Pull out each line of the data that includes the word "Алания".

[start]

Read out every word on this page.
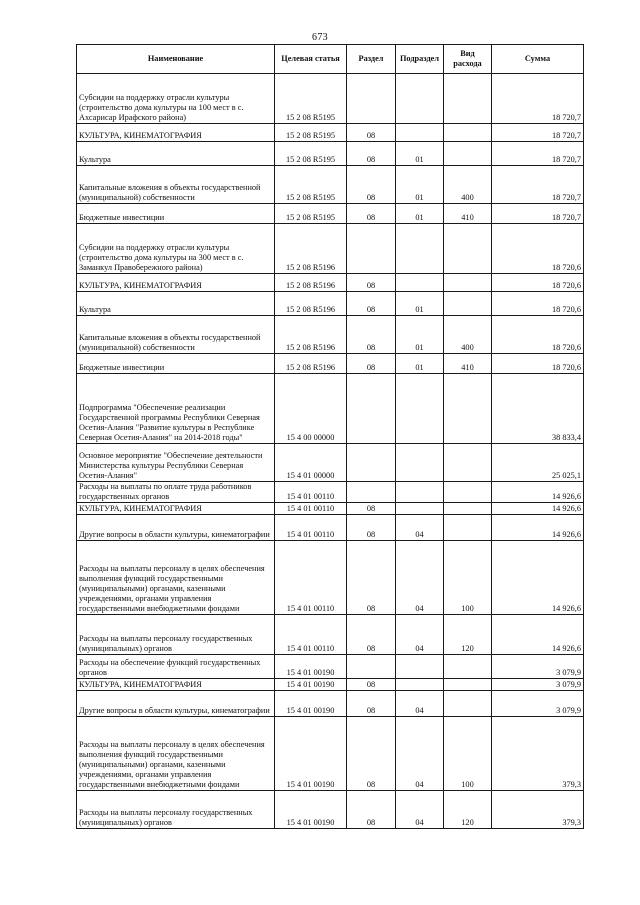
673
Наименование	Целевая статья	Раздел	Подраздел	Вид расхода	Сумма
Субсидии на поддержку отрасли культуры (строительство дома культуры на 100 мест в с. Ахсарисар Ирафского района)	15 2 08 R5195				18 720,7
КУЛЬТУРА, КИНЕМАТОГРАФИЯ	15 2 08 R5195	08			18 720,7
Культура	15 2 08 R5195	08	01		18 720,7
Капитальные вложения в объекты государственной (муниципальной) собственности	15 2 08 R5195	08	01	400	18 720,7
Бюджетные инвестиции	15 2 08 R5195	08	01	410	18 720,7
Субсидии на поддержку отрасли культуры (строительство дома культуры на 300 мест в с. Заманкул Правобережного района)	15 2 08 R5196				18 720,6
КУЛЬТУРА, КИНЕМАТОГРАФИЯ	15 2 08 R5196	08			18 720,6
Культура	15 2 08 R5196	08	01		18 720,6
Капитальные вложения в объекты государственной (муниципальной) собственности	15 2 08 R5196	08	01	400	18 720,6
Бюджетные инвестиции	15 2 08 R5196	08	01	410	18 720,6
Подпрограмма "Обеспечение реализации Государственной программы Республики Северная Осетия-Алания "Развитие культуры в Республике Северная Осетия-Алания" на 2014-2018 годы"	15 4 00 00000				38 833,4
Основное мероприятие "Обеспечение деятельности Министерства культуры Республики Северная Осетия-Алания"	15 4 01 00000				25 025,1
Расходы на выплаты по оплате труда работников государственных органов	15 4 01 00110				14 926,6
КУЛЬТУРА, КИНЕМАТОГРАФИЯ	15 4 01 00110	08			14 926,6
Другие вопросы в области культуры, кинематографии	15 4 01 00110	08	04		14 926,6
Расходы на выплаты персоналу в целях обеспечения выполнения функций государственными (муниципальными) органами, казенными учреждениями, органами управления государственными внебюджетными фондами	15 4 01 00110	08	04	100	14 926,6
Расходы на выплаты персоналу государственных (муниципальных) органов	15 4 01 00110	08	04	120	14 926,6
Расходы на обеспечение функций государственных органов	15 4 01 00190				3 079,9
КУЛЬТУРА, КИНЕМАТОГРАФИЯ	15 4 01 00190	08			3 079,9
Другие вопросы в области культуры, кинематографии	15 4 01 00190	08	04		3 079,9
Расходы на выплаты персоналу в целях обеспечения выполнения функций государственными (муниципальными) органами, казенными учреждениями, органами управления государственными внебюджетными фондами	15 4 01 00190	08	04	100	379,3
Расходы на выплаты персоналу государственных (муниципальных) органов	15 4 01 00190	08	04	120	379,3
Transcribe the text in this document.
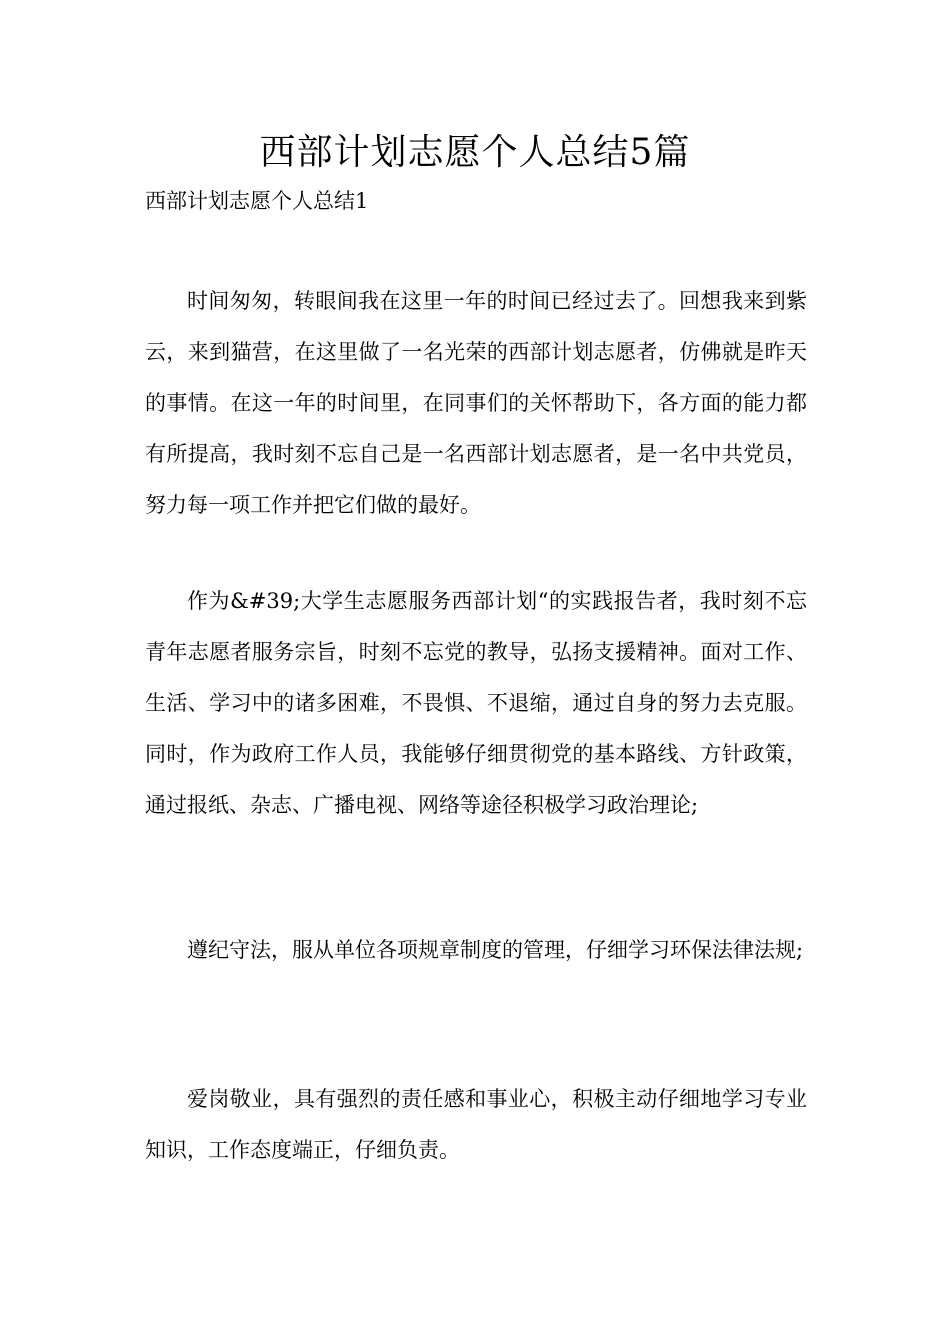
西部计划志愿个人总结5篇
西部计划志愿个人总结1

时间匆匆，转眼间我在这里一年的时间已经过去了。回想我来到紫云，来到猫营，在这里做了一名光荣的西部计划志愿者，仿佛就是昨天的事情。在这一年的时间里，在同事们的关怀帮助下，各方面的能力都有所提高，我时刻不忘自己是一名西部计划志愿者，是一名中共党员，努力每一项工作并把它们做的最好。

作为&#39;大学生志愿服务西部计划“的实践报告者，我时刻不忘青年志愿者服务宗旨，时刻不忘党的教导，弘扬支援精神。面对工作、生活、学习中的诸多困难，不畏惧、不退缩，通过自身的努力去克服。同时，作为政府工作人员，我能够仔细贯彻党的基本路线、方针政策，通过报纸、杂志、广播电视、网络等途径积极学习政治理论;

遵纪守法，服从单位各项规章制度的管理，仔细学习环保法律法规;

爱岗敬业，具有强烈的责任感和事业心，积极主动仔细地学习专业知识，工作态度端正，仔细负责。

[end]

Written answer –
Подпрограмма "Обеспечение реализации Государственной программы Республики Северная Осетия-Алания "Развитие культуры в Республике Северная Осетия-Алания" на 2014-2018 годы"	15 4 00 00000				38 833,4
Основное мероприятие "Обеспечение деятельности Министерства культуры Республики Северная Осетия-Алания"	15 4 01 00000				25 025,1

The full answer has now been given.